**Task goal:** Transcribe the records that follow in their entirety, omitting any pictures.

**Data for the task:**
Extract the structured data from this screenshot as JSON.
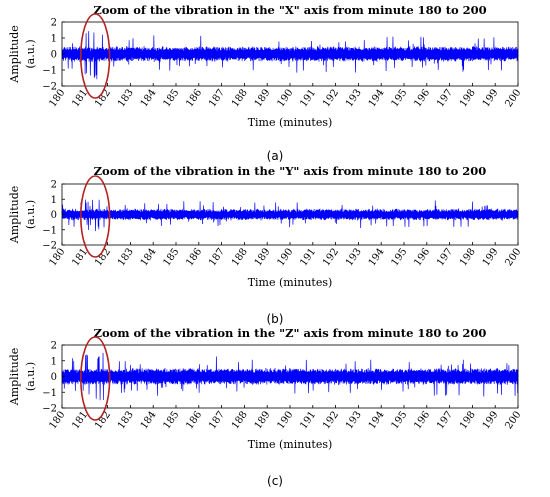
{
  "chart_data": [
    {
      "type": "line",
      "title": "Zoom of the vibration in the \"X\" axis from minute 180 to 200",
      "xlabel": "Time (minutes)",
      "ylabel": "Amplitude",
      "ylabel_unit": "(a.u.)",
      "xlim": [
        180,
        200
      ],
      "ylim": [
        -2,
        2
      ],
      "xticks": [
        180,
        181,
        182,
        183,
        184,
        185,
        186,
        187,
        188,
        189,
        190,
        191,
        192,
        193,
        194,
        195,
        196,
        197,
        198,
        199,
        200
      ],
      "yticks": [
        2,
        1,
        0,
        -1,
        -2
      ],
      "series": [
        {
          "color": "#0000ff",
          "typical_amplitude": 0.45,
          "peak_amplitude": 1.6
        }
      ],
      "annotation": {
        "shape": "ellipse",
        "color": "#b22222",
        "x_range": [
          181,
          182
        ],
        "y_range": [
          -2,
          2
        ]
      },
      "caption": "(a)"
    },
    {
      "type": "line",
      "title": "Zoom of the vibration in the \"Y\" axis from minute 180 to 200",
      "xlabel": "Time (minutes)",
      "ylabel": "Amplitude",
      "ylabel_unit": "(a.u.)",
      "xlim": [
        180,
        200
      ],
      "ylim": [
        -2,
        2
      ],
      "xticks": [
        180,
        181,
        182,
        183,
        184,
        185,
        186,
        187,
        188,
        189,
        190,
        191,
        192,
        193,
        194,
        195,
        196,
        197,
        198,
        199,
        200
      ],
      "yticks": [
        2,
        1,
        0,
        -1,
        -2
      ],
      "series": [
        {
          "color": "#0000ff",
          "typical_amplitude": 0.35,
          "peak_amplitude": 1.2
        }
      ],
      "annotation": {
        "shape": "ellipse",
        "color": "#b22222",
        "x_range": [
          181,
          182
        ],
        "y_range": [
          -2,
          2
        ]
      },
      "caption": "(b)"
    },
    {
      "type": "line",
      "title": "Zoom of the vibration in the \"Z\" axis from minute 180 to 200",
      "xlabel": "Time (minutes)",
      "ylabel": "Amplitude",
      "ylabel_unit": "(a.u.)",
      "xlim": [
        180,
        200
      ],
      "ylim": [
        -2,
        2
      ],
      "xticks": [
        180,
        181,
        182,
        183,
        184,
        185,
        186,
        187,
        188,
        189,
        190,
        191,
        192,
        193,
        194,
        195,
        196,
        197,
        198,
        199,
        200
      ],
      "yticks": [
        2,
        1,
        0,
        -1,
        -2
      ],
      "series": [
        {
          "color": "#0000ff",
          "typical_amplitude": 0.5,
          "peak_amplitude": 1.5
        }
      ],
      "annotation": {
        "shape": "ellipse",
        "color": "#b22222",
        "x_range": [
          181,
          182
        ],
        "y_range": [
          -2,
          2
        ]
      },
      "caption": "(c)"
    }
  ]
}
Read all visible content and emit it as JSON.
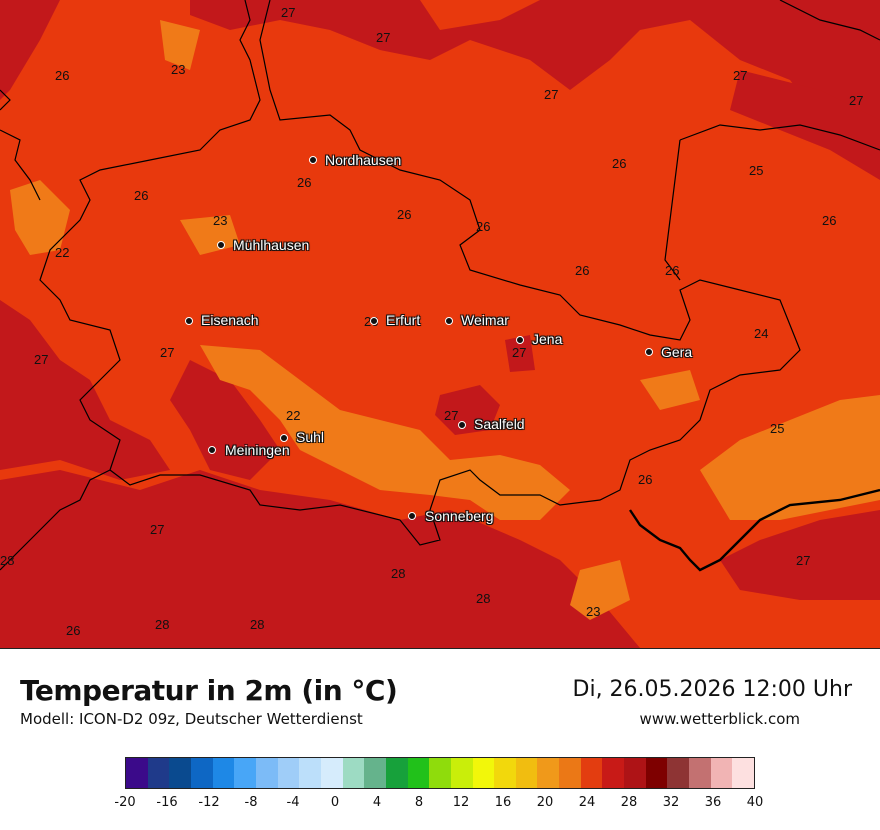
{
  "map": {
    "cities": [
      {
        "name": "Nordhausen"
      },
      {
        "name": "Mühlhausen"
      },
      {
        "name": "Eisenach"
      },
      {
        "name": "Erfurt"
      },
      {
        "name": "Weimar"
      },
      {
        "name": "Jena"
      },
      {
        "name": "Gera"
      },
      {
        "name": "Suhl"
      },
      {
        "name": "Meiningen"
      },
      {
        "name": "Saalfeld"
      },
      {
        "name": "Sonneberg"
      }
    ],
    "temperature_labels": [
      "27",
      "27",
      "23",
      "26",
      "27",
      "27",
      "27",
      "26",
      "25",
      "26",
      "26",
      "26",
      "26",
      "23",
      "26",
      "22",
      "26",
      "26",
      "24",
      "27",
      "27",
      "26",
      "22",
      "27",
      "27",
      "25",
      "26",
      "27",
      "28",
      "28",
      "27",
      "28",
      "23",
      "26",
      "28",
      "28"
    ],
    "colors": {
      "base": "#e8390d",
      "warm": "#c2181b",
      "cool": "#f07a18",
      "borders": "#000000"
    }
  },
  "footer": {
    "title": "Temperatur in 2m (in °C)",
    "subtitle": "Modell: ICON-D2 09z, Deutscher Wetterdienst",
    "datetime": "Di, 26.05.2026 12:00 Uhr",
    "website": "www.wetterblick.com"
  },
  "legend": {
    "colors": [
      "#3b0a8a",
      "#1f3a8a",
      "#0a4a8f",
      "#0e67c4",
      "#1e88e6",
      "#48a6f7",
      "#7cbbf7",
      "#9fcdf8",
      "#bcdffa",
      "#d6ecfc",
      "#9ddbc3",
      "#65b38c",
      "#17a13b",
      "#21c11a",
      "#8fdc0c",
      "#c9ee0a",
      "#f2f70a",
      "#f2d80c",
      "#f1bd10",
      "#f0991a",
      "#eb7816",
      "#e33d10",
      "#c81a17",
      "#ae1316",
      "#7e0000",
      "#8e3434",
      "#c37171",
      "#f1b4b4",
      "#fde0e0"
    ],
    "ticks": [
      "-20",
      "-16",
      "-12",
      "-8",
      "-4",
      "0",
      "4",
      "8",
      "12",
      "16",
      "20",
      "24",
      "28",
      "32",
      "36",
      "40"
    ]
  }
}
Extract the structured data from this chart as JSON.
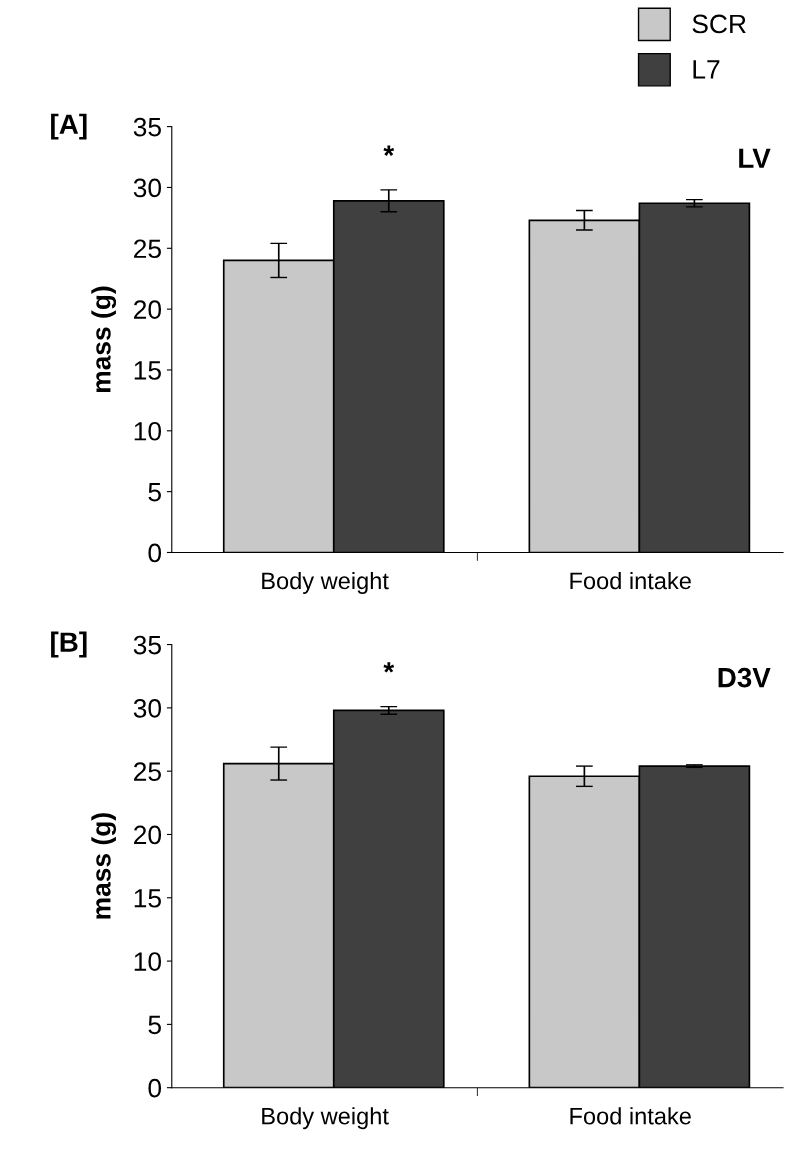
{
  "chart_data": [
    {
      "type": "bar",
      "ylabel": "mass (g)",
      "categories": [
        "Body weight",
        "Food intake"
      ],
      "ylim": [
        0,
        35
      ],
      "yticks": [
        0,
        5,
        10,
        15,
        20,
        25,
        30,
        35
      ],
      "legend": "top right",
      "grid": false,
      "series": [
        {
          "name": "SCR",
          "color": "#c8c8c8",
          "values": [
            24.0,
            27.3
          ],
          "errors": [
            1.4,
            0.8
          ]
        },
        {
          "name": "L7",
          "color": "#404040",
          "values": [
            28.9,
            28.7
          ],
          "errors": [
            0.9,
            0.3
          ]
        }
      ],
      "annotations": [
        "[A]",
        "LV",
        "*"
      ]
    },
    {
      "type": "bar",
      "ylabel": "mass (g)",
      "categories": [
        "Body weight",
        "Food intake"
      ],
      "ylim": [
        0,
        35
      ],
      "yticks": [
        0,
        5,
        10,
        15,
        20,
        25,
        30,
        35
      ],
      "grid": false,
      "series": [
        {
          "color": "#c8c8c8",
          "values": [
            25.6,
            24.6
          ],
          "errors": [
            1.3,
            0.8
          ]
        },
        {
          "color": "#404040",
          "values": [
            29.8,
            25.4
          ],
          "errors": [
            0.3,
            0.1
          ]
        }
      ],
      "annotations": [
        "[B]",
        "D3V",
        "*"
      ]
    }
  ]
}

**Solution below:**
Extract the structured data from this screenshot as JSON.
{
  "chart_data": [
    {
      "type": "line",
      "title": "Zoom of the vibration in the \"X\" axis from minute 180 to 200",
      "xlabel": "Time (minutes)",
      "ylabel": "Amplitude",
      "ylabel_unit": "(a.u.)",
      "xlim": [
        180,
        200
      ],
      "ylim": [
        -2,
        2
      ],
      "xticks": [
        180,
        181,
        182,
        183,
        184,
        185,
        186,
        187,
        188,
        189,
        190,
        191,
        192,
        193,
        194,
        195,
        196,
        197,
        198,
        199,
        200
      ],
      "yticks": [
        2,
        1,
        0,
        -1,
        -2
      ],
      "series": [
        {
          "color": "#0000ff",
          "typical_amplitude": 0.45,
          "peak_amplitude": 1.6
        }
      ],
      "annotation": {
        "shape": "ellipse",
        "color": "#b22222",
        "x_range": [
          181,
          182
        ],
        "y_range": [
          -2,
          2
        ]
      },
      "caption": "(a)"
    },
    {
      "type": "line",
      "title": "Zoom of the vibration in the \"Y\" axis from minute 180 to 200",
      "xlabel": "Time (minutes)",
      "ylabel": "Amplitude",
      "ylabel_unit": "(a.u.)",
      "xlim": [
        180,
        200
      ],
      "ylim": [
        -2,
        2
      ],
      "xticks": [
        180,
        181,
        182,
        183,
        184,
        185,
        186,
        187,
        188,
        189,
        190,
        191,
        192,
        193,
        194,
        195,
        196,
        197,
        198,
        199,
        200
      ],
      "yticks": [
        2,
        1,
        0,
        -1,
        -2
      ],
      "series": [
        {
          "color": "#0000ff",
          "typical_amplitude": 0.35,
          "peak_amplitude": 1.2
        }
      ],
      "annotation": {
        "shape": "ellipse",
        "color": "#b22222",
        "x_range": [
          181,
          182
        ],
        "y_range": [
          -2,
          2
        ]
      },
      "caption": "(b)"
    },
    {
      "type": "line",
      "title": "Zoom of the vibration in the \"Z\" axis from minute 180 to 200",
      "xlabel": "Time (minutes)",
      "ylabel": "Amplitude",
      "ylabel_unit": "(a.u.)",
      "xlim": [
        180,
        200
      ],
      "ylim": [
        -2,
        2
      ],
      "xticks": [
        180,
        181,
        182,
        183,
        184,
        185,
        186,
        187,
        188,
        189,
        190,
        191,
        192,
        193,
        194,
        195,
        196,
        197,
        198,
        199,
        200
      ],
      "yticks": [
        2,
        1,
        0,
        -1,
        -2
      ],
      "series": [
        {
          "color": "#0000ff",
          "typical_amplitude": 0.5,
          "peak_amplitude": 1.5
        }
      ],
      "annotation": {
        "shape": "ellipse",
        "color": "#b22222",
        "x_range": [
          181,
          182
        ],
        "y_range": [
          -2,
          2
        ]
      },
      "caption": "(c)"
    }
  ]
}
Read all visible content and emit it as JSON.
{
  "map": {
    "cities": [
      {
        "name": "Nordhausen"
      },
      {
        "name": "Mühlhausen"
      },
      {
        "name": "Eisenach"
      },
      {
        "name": "Erfurt"
      },
      {
        "name": "Weimar"
      },
      {
        "name": "Jena"
      },
      {
        "name": "Gera"
      },
      {
        "name": "Suhl"
      },
      {
        "name": "Meiningen"
      },
      {
        "name": "Saalfeld"
      },
      {
        "name": "Sonneberg"
      }
    ],
    "temperature_labels": [
      "27",
      "27",
      "23",
      "26",
      "27",
      "27",
      "27",
      "26",
      "25",
      "26",
      "26",
      "26",
      "26",
      "23",
      "26",
      "22",
      "26",
      "26",
      "24",
      "27",
      "27",
      "26",
      "22",
      "27",
      "27",
      "25",
      "26",
      "27",
      "28",
      "28",
      "27",
      "28",
      "23",
      "26",
      "28",
      "28"
    ],
    "colors": {
      "base": "#e8390d",
      "warm": "#c2181b",
      "cool": "#f07a18",
      "borders": "#000000"
    }
  },
  "footer": {
    "title": "Temperatur in 2m (in °C)",
    "subtitle": "Modell: ICON-D2 09z, Deutscher Wetterdienst",
    "datetime": "Di, 26.05.2026 12:00 Uhr",
    "website": "www.wetterblick.com"
  },
  "legend": {
    "colors": [
      "#3b0a8a",
      "#1f3a8a",
      "#0a4a8f",
      "#0e67c4",
      "#1e88e6",
      "#48a6f7",
      "#7cbbf7",
      "#9fcdf8",
      "#bcdffa",
      "#d6ecfc",
      "#9ddbc3",
      "#65b38c",
      "#17a13b",
      "#21c11a",
      "#8fdc0c",
      "#c9ee0a",
      "#f2f70a",
      "#f2d80c",
      "#f1bd10",
      "#f0991a",
      "#eb7816",
      "#e33d10",
      "#c81a17",
      "#ae1316",
      "#7e0000",
      "#8e3434",
      "#c37171",
      "#f1b4b4",
      "#fde0e0"
    ],
    "ticks": [
      "-20",
      "-16",
      "-12",
      "-8",
      "-4",
      "0",
      "4",
      "8",
      "12",
      "16",
      "20",
      "24",
      "28",
      "32",
      "36",
      "40"
    ]
  }
}
Extract the structured data from this chart as JSON.
{
  "chart_data": [
    {
      "type": "bar",
      "ylabel": "mass (g)",
      "categories": [
        "Body weight",
        "Food intake"
      ],
      "ylim": [
        0,
        35
      ],
      "yticks": [
        0,
        5,
        10,
        15,
        20,
        25,
        30,
        35
      ],
      "legend": "top right",
      "grid": false,
      "series": [
        {
          "name": "SCR",
          "color": "#c8c8c8",
          "values": [
            24.0,
            27.3
          ],
          "errors": [
            1.4,
            0.8
          ]
        },
        {
          "name": "L7",
          "color": "#404040",
          "values": [
            28.9,
            28.7
          ],
          "errors": [
            0.9,
            0.3
          ]
        }
      ],
      "annotations": [
        "[A]",
        "LV",
        "*"
      ]
    },
    {
      "type": "bar",
      "ylabel": "mass (g)",
      "categories": [
        "Body weight",
        "Food intake"
      ],
      "ylim": [
        0,
        35
      ],
      "yticks": [
        0,
        5,
        10,
        15,
        20,
        25,
        30,
        35
      ],
      "grid": false,
      "series": [
        {
          "color": "#c8c8c8",
          "values": [
            25.6,
            24.6
          ],
          "errors": [
            1.3,
            0.8
          ]
        },
        {
          "color": "#404040",
          "values": [
            29.8,
            25.4
          ],
          "errors": [
            0.3,
            0.1
          ]
        }
      ],
      "annotations": [
        "[B]",
        "D3V",
        "*"
      ]
    }
  ]
}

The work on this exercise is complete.